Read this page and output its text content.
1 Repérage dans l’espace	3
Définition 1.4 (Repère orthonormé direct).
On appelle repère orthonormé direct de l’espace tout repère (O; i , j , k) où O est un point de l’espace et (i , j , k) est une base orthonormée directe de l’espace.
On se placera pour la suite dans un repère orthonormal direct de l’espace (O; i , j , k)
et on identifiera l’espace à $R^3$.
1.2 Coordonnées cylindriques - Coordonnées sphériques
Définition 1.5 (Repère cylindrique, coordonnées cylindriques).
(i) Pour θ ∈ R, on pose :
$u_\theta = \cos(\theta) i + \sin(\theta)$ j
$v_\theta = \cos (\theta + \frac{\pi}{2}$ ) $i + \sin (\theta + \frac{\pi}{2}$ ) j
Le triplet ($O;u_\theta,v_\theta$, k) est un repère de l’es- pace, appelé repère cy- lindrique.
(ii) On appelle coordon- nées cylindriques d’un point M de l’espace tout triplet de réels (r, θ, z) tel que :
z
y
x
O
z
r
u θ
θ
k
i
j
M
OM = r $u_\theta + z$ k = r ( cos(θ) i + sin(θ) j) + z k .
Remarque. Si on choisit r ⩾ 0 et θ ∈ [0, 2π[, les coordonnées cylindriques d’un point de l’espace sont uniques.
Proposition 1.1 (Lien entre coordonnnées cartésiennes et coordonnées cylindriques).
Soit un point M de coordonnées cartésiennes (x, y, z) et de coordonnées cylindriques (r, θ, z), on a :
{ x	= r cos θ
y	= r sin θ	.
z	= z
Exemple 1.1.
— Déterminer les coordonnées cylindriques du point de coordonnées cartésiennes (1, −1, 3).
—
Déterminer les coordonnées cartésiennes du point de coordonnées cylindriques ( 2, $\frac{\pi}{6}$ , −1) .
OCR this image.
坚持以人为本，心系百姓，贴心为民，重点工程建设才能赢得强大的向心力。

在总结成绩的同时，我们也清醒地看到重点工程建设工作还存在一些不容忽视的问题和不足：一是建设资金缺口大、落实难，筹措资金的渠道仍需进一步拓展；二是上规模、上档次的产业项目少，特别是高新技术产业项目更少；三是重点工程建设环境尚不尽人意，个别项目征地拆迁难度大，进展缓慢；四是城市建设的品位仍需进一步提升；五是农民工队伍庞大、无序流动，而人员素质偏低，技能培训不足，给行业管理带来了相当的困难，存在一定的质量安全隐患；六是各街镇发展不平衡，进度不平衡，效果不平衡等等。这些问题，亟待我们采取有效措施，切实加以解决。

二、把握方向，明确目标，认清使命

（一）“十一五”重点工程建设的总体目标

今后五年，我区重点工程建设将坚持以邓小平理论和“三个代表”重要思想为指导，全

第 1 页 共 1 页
----
Given problem
Go through the listing above and report how many of its lines contain the word "Déterminer", with only the number as output.

Answer for this exercise
2